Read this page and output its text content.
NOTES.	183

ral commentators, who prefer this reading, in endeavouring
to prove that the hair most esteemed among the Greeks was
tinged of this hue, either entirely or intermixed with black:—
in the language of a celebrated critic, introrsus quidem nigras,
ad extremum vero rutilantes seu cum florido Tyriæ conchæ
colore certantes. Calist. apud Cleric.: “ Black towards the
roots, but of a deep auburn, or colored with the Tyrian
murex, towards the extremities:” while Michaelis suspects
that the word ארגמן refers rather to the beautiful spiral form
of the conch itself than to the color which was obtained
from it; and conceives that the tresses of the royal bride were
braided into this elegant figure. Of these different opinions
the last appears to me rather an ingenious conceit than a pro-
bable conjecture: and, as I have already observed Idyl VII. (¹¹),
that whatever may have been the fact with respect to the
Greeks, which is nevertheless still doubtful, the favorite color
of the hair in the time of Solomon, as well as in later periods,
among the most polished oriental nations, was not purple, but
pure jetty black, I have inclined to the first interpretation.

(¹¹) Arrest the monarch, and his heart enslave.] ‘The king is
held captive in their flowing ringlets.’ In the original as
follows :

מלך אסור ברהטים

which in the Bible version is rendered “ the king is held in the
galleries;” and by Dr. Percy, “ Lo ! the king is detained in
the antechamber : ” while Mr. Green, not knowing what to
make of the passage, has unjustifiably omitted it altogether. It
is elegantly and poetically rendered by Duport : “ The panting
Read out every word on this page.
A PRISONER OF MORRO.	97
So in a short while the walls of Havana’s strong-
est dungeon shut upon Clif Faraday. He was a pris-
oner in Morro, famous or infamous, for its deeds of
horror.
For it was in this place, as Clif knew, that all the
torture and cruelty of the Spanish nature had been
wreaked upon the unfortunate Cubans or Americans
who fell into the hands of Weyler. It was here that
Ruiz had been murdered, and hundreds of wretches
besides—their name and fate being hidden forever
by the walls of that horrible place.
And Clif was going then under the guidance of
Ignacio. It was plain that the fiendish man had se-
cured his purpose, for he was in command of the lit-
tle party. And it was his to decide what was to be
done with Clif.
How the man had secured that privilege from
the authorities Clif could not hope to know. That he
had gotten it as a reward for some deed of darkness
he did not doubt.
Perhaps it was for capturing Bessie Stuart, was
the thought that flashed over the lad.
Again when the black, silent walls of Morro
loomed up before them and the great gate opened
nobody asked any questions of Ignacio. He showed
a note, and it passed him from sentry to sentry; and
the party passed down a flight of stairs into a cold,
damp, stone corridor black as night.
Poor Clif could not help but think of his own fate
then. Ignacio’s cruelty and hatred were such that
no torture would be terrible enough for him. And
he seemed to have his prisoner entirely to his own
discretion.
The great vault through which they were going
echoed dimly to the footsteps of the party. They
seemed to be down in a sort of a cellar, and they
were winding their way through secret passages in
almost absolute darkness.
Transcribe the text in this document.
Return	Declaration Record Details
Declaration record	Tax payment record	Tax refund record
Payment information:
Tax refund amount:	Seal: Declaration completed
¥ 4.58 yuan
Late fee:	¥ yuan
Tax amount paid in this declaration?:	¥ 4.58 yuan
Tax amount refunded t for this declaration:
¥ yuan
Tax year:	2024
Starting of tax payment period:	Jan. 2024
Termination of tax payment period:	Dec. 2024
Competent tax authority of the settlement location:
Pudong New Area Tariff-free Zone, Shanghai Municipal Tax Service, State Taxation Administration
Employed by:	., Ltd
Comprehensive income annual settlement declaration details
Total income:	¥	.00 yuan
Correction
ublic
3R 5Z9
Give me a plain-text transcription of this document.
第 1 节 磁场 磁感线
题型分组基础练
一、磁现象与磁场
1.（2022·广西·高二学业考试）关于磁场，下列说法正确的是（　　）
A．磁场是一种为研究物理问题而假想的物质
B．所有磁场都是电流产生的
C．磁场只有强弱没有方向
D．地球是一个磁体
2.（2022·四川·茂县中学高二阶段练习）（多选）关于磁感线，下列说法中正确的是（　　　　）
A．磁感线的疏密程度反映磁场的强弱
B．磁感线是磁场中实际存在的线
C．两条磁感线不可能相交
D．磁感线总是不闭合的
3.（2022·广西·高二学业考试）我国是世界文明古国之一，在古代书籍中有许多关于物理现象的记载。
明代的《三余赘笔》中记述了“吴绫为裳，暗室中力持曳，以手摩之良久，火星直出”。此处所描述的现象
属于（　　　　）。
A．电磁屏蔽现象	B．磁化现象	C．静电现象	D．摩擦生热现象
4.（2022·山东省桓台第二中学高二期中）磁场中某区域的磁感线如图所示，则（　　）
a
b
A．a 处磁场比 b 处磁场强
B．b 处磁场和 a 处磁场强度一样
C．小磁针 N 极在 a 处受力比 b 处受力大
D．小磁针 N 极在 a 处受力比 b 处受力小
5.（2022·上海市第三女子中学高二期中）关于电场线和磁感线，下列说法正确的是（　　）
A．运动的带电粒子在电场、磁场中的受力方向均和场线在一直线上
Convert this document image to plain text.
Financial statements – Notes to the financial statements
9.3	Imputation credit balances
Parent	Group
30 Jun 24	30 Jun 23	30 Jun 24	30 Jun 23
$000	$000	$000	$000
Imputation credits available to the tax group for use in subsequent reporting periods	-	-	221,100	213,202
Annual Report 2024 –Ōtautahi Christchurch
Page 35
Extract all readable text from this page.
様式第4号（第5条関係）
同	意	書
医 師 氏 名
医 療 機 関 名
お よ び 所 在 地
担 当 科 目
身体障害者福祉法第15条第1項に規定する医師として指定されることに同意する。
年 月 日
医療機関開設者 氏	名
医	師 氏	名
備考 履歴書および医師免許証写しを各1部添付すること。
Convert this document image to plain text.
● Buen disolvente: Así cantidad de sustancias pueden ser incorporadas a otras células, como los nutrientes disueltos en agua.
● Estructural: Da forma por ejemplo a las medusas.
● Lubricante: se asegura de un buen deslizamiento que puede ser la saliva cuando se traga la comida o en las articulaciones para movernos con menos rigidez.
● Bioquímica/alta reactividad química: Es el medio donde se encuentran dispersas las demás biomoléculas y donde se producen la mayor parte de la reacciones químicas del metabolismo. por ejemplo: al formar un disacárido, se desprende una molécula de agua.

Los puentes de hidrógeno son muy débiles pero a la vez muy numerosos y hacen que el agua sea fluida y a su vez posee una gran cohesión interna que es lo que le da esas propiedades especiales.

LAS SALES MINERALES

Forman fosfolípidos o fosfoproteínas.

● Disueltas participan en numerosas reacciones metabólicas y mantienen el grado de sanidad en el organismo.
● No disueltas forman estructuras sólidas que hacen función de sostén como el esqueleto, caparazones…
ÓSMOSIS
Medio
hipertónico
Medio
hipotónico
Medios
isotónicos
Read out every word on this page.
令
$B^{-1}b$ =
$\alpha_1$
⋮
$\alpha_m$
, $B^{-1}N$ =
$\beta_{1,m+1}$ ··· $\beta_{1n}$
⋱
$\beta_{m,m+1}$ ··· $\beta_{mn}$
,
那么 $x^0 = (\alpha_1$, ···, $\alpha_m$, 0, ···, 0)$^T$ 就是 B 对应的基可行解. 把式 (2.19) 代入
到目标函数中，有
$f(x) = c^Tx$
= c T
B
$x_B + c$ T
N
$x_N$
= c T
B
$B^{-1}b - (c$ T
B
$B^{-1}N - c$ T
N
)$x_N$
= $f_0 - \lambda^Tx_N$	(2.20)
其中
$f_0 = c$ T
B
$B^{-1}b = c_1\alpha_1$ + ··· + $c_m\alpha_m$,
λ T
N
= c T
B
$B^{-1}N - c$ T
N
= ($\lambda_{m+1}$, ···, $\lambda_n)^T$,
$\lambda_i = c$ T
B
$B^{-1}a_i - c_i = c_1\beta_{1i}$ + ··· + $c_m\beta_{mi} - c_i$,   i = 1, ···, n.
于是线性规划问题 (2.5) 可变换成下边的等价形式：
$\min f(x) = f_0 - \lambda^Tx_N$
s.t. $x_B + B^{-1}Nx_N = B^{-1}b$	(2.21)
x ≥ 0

_Task requirements:_
Looking at the records above, say how many lines hold the string "document". Write nothing but the number.

_Correct result:_
4